== DATA LISTING

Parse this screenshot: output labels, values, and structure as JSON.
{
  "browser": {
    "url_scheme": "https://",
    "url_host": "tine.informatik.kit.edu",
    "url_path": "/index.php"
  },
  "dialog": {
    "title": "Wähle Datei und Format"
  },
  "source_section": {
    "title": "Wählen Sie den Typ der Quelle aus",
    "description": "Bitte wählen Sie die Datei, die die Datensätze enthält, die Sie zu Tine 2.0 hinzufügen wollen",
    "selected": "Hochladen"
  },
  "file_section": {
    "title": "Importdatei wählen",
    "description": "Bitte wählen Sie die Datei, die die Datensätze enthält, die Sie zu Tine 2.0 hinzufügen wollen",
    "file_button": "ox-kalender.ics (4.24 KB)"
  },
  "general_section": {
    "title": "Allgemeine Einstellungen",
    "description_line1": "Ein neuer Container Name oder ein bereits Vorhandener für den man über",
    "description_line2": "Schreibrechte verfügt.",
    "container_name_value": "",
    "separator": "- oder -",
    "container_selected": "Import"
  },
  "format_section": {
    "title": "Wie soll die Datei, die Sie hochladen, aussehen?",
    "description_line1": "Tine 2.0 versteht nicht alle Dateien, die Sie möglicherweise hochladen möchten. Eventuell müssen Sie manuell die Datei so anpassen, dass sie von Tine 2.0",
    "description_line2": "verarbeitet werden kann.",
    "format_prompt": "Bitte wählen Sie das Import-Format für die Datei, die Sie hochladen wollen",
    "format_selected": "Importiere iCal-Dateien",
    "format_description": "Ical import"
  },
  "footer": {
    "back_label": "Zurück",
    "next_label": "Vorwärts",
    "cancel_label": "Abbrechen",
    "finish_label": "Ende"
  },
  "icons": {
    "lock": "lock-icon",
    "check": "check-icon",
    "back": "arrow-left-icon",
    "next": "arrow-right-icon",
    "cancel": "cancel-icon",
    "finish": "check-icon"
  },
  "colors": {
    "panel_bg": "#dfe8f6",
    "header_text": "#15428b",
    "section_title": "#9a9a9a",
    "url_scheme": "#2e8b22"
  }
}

====

WORK INSTRUCTIONS: In the entries above, find every line with the word "Dateien" and list it.

COMPLETED TASK:
    "description_line1": "Tine 2.0 versteht nicht alle Dateien, die Sie möglicherweise hochladen möchten. Eventuell müssen Sie manuell die Datei so anpassen, dass sie von Tine 2.0",
    "format_selected": "Importiere iCal-Dateien",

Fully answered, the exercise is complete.